** Start **

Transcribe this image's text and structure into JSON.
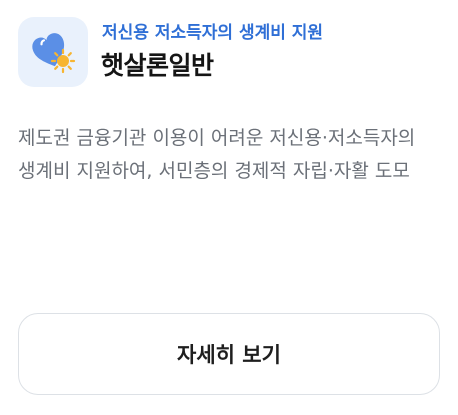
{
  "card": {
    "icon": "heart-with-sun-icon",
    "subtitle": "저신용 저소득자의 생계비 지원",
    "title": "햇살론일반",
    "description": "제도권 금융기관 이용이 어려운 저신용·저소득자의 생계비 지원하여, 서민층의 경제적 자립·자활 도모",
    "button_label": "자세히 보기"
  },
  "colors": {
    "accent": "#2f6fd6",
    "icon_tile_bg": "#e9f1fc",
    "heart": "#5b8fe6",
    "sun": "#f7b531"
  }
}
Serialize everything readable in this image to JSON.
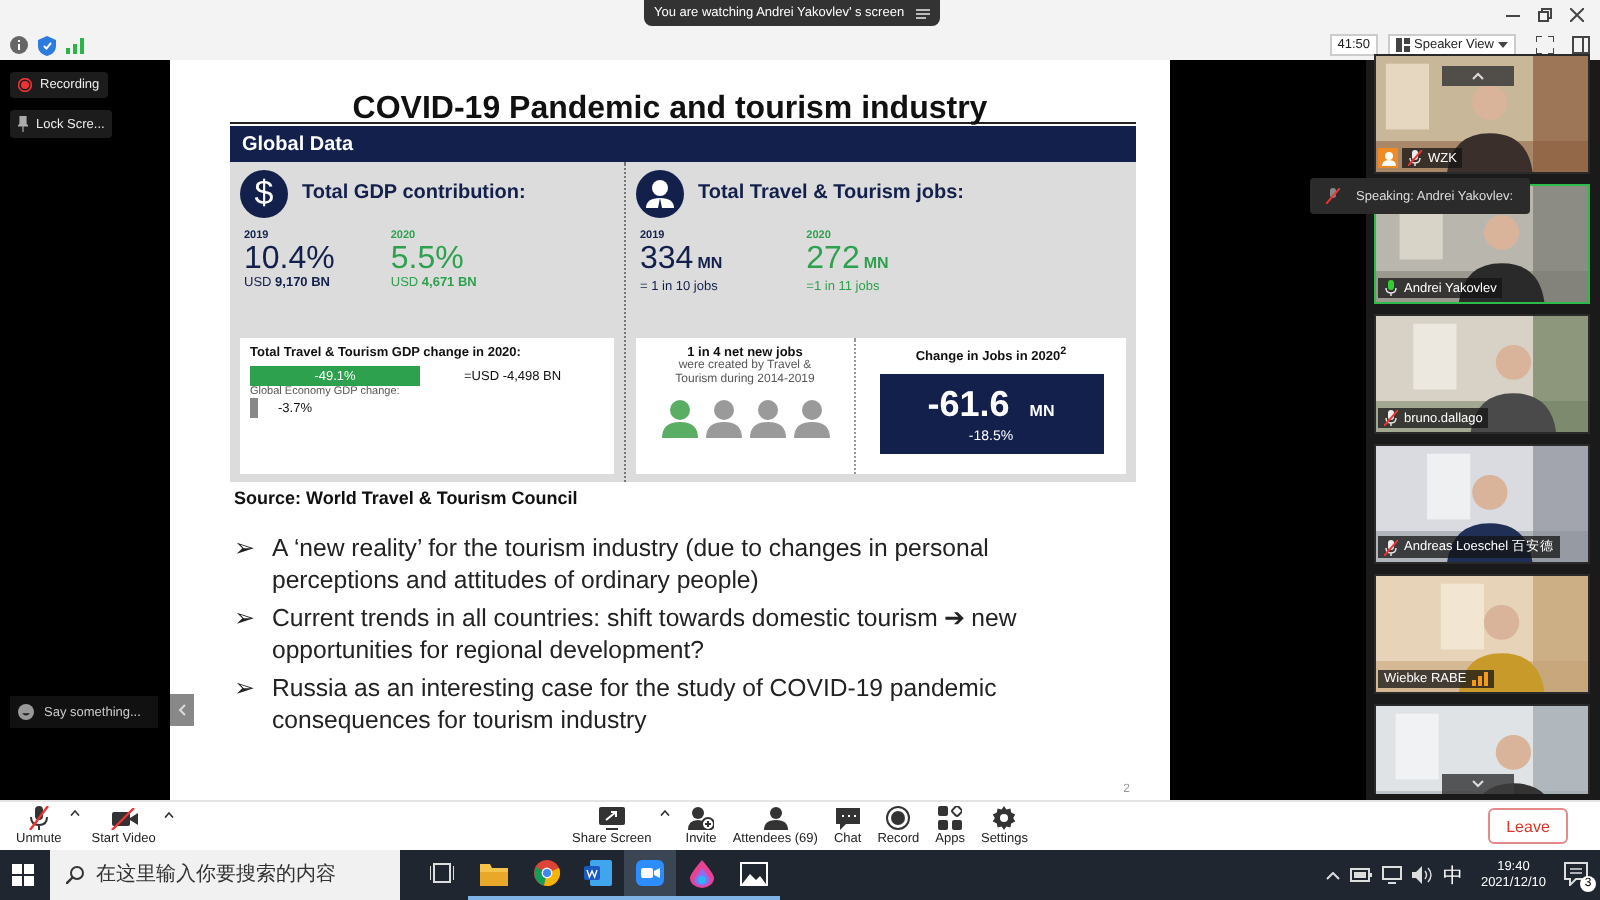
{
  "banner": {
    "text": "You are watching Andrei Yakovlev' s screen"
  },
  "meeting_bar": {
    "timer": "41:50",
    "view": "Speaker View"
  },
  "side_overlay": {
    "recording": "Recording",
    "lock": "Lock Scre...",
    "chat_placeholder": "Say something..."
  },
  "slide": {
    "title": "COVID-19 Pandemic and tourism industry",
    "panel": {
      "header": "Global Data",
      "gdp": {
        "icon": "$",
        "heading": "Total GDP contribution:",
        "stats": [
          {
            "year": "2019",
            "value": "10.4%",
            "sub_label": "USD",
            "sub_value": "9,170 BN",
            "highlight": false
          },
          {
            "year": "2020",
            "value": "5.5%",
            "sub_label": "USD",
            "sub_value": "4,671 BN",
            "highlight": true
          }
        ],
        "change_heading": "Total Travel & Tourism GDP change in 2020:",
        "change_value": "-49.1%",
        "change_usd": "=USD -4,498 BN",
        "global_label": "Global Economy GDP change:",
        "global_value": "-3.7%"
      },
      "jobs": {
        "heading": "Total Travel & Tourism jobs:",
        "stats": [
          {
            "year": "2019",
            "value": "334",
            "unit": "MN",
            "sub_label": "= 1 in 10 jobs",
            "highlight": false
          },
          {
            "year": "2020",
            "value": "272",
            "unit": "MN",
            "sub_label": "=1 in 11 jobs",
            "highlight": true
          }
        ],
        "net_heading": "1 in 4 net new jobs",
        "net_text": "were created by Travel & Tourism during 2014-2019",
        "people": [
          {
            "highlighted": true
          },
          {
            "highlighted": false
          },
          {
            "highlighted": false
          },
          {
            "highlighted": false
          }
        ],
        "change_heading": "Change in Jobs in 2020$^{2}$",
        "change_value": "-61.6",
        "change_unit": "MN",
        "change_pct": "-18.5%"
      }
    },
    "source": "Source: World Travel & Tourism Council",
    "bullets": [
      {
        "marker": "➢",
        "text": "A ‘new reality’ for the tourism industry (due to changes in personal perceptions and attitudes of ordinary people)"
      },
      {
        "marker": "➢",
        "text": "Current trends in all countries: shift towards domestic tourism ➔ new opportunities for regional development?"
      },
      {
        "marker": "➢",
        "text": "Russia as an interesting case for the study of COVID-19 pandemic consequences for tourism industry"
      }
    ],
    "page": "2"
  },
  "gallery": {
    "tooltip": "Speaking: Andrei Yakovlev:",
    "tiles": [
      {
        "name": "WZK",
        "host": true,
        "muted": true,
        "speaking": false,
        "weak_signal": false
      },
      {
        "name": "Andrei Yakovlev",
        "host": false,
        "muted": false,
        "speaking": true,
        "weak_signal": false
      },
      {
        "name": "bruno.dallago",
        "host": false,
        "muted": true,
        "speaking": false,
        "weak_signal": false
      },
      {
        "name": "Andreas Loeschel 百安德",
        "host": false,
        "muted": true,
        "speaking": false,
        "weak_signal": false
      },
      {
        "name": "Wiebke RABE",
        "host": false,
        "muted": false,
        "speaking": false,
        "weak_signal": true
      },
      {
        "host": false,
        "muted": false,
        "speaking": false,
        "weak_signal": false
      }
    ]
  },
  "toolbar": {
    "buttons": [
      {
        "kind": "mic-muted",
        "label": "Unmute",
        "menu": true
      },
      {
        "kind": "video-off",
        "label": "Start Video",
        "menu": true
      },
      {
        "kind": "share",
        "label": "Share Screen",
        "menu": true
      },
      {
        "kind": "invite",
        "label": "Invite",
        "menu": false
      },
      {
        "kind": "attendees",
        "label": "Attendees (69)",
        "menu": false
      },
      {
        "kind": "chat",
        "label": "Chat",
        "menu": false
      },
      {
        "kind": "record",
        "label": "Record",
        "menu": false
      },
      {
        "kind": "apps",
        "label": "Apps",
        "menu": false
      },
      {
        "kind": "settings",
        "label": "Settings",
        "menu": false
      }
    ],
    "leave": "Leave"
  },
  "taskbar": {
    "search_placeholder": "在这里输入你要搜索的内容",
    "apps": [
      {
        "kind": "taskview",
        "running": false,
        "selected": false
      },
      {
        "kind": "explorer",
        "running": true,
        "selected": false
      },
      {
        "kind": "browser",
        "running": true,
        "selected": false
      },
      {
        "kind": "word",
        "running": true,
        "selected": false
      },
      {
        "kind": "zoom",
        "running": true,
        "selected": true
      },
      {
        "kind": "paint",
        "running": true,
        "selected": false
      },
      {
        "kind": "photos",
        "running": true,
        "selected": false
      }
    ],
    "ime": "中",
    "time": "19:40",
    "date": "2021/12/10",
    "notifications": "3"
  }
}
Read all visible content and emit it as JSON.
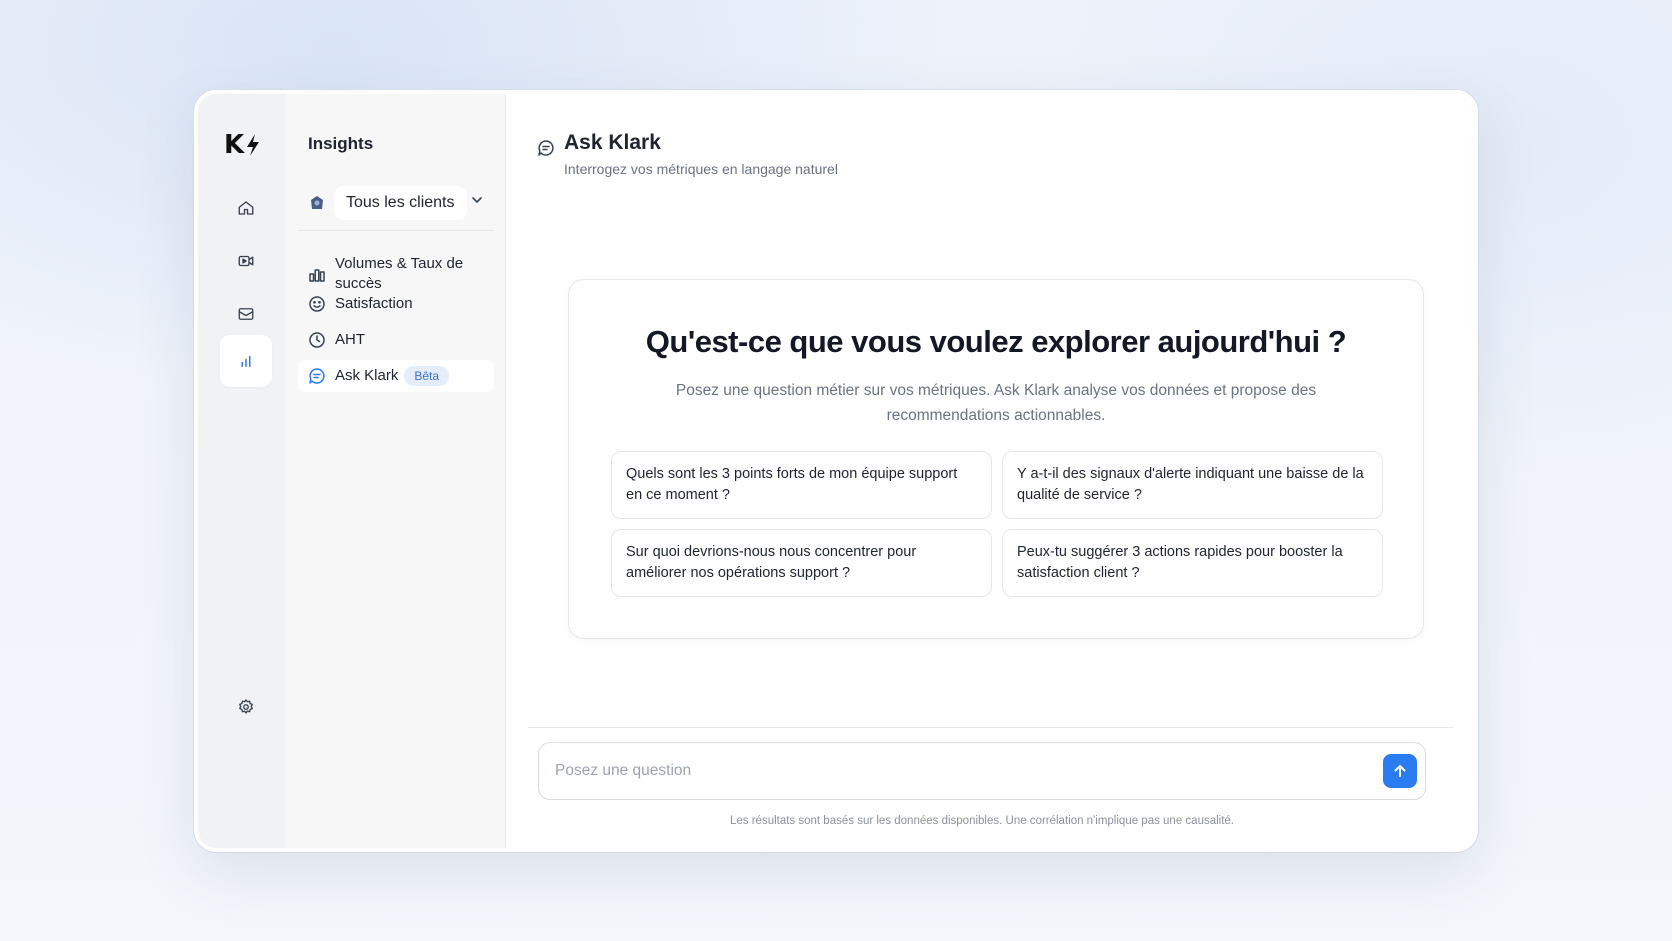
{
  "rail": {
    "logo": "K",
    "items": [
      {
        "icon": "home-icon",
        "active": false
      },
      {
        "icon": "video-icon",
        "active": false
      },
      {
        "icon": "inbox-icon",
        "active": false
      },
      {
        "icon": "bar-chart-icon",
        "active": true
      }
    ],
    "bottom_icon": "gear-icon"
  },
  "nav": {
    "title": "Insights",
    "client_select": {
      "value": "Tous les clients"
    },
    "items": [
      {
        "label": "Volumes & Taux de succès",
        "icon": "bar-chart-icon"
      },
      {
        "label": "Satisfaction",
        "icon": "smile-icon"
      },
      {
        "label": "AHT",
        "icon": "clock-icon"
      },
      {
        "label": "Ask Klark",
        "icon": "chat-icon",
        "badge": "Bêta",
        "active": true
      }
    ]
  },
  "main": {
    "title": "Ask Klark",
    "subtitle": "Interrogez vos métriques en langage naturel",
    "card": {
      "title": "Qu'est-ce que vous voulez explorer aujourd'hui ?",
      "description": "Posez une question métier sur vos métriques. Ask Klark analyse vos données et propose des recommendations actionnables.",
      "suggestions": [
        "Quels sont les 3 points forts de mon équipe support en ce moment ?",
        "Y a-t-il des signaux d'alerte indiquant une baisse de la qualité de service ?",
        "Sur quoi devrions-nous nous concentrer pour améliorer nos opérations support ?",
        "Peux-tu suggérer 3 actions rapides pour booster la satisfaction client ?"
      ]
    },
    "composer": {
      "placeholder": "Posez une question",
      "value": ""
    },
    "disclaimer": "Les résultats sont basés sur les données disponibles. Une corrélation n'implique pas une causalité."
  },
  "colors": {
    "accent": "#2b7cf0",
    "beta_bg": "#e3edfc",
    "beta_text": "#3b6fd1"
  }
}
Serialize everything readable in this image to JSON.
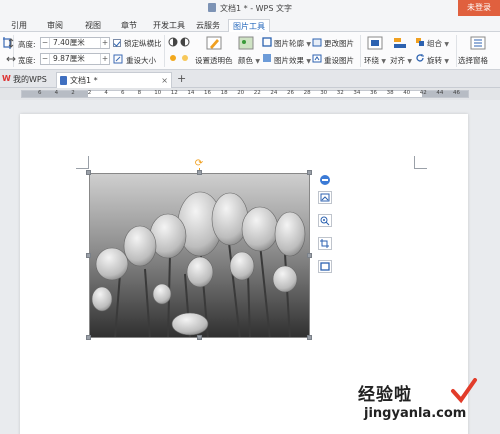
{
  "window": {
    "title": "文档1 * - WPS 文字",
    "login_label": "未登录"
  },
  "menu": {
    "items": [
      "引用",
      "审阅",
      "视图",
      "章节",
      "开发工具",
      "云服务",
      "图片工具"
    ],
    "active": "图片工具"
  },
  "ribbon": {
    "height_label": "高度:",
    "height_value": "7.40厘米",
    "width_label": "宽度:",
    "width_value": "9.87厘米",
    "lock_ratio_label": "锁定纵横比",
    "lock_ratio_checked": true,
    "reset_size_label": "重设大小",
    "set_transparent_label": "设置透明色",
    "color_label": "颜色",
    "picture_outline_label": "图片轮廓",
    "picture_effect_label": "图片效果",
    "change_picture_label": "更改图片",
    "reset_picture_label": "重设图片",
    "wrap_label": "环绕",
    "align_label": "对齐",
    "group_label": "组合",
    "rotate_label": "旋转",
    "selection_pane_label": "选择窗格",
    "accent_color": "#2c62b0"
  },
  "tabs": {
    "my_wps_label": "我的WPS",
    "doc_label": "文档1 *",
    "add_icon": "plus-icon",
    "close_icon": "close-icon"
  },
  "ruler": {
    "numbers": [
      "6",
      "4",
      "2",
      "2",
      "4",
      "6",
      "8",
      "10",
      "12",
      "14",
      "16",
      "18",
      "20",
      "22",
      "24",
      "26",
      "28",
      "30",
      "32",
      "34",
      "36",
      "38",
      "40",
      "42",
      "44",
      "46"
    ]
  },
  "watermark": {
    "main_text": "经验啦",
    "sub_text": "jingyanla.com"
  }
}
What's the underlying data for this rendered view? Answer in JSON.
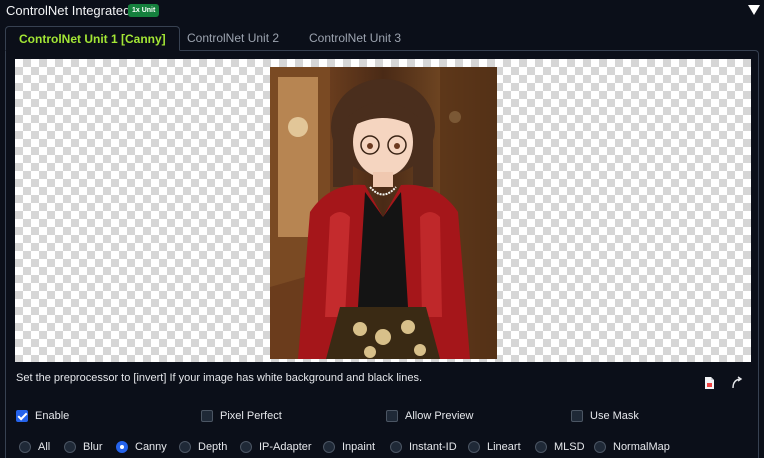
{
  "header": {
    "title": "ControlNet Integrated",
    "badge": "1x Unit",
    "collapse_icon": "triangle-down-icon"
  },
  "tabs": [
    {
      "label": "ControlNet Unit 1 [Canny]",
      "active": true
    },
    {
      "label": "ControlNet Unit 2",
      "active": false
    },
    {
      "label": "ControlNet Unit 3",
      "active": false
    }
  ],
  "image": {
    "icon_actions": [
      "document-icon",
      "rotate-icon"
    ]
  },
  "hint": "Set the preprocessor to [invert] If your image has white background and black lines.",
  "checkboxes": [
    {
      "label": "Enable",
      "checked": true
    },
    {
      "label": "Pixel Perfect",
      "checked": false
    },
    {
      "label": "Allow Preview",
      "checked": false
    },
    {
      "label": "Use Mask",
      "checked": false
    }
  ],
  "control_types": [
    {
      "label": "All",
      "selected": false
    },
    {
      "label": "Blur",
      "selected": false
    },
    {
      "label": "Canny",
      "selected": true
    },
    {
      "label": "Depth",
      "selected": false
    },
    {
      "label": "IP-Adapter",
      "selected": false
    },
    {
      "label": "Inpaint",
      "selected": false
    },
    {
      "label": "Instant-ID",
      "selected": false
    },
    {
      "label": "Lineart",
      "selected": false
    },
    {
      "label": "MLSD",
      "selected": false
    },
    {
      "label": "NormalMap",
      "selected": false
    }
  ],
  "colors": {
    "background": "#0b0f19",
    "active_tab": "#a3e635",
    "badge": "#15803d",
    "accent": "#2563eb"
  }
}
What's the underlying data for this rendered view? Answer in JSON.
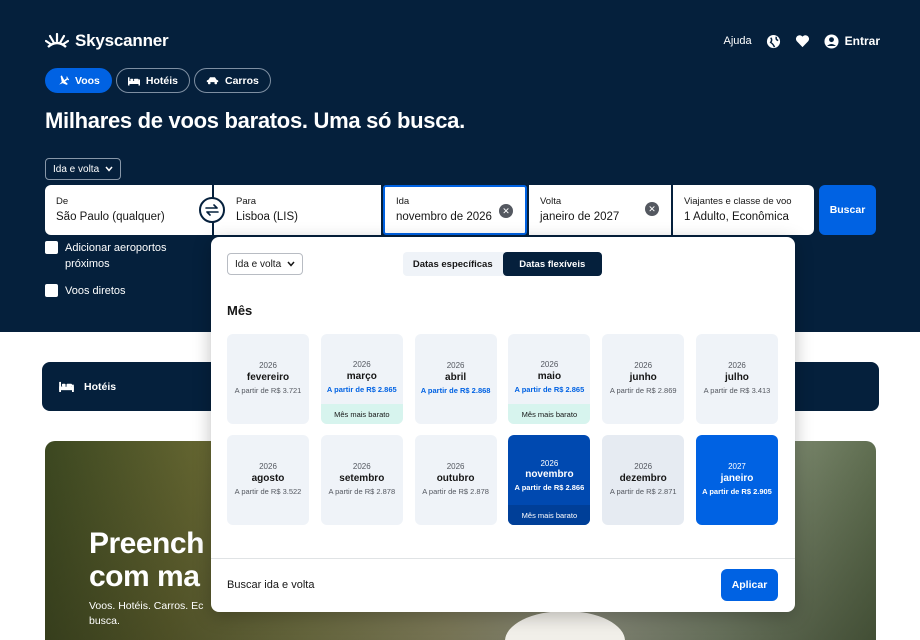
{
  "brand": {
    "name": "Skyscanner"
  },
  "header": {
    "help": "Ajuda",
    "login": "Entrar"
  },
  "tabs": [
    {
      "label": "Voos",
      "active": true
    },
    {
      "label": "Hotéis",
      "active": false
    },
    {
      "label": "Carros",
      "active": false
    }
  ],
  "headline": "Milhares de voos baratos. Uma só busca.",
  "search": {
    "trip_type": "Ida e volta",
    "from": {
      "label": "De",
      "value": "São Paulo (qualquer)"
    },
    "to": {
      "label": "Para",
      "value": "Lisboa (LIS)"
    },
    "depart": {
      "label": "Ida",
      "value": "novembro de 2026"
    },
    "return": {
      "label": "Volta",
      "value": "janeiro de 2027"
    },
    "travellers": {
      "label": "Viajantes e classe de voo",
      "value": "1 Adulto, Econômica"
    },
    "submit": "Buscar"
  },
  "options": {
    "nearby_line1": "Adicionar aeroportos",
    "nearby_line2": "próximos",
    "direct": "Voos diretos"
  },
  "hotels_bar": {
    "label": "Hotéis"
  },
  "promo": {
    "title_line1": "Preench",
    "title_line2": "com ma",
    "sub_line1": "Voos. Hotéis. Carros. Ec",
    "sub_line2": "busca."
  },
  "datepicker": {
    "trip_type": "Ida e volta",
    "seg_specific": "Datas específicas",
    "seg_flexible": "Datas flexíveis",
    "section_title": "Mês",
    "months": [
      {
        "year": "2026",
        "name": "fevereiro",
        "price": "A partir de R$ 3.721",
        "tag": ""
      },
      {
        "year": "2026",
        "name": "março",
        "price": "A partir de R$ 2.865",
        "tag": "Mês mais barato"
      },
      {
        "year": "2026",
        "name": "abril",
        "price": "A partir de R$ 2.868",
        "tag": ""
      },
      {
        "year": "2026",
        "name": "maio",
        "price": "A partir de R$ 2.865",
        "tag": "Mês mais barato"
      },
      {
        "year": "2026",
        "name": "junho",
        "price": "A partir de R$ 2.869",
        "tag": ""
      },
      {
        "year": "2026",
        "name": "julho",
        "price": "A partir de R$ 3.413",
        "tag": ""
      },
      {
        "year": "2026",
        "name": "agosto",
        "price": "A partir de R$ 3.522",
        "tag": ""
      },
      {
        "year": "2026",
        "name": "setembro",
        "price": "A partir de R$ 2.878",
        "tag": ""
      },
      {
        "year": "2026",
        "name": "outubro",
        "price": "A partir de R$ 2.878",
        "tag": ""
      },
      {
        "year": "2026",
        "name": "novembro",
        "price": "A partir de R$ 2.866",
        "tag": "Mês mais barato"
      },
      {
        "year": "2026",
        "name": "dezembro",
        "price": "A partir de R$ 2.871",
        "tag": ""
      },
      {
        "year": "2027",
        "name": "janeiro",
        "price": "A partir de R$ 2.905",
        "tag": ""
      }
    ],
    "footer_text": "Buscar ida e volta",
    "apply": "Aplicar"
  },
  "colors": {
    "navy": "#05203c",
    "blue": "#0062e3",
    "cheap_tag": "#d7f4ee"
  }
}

** End **

*Instruction*
How many lines of these entries hold the string "COVID"? Answer with the number alone.

*Complete output*
2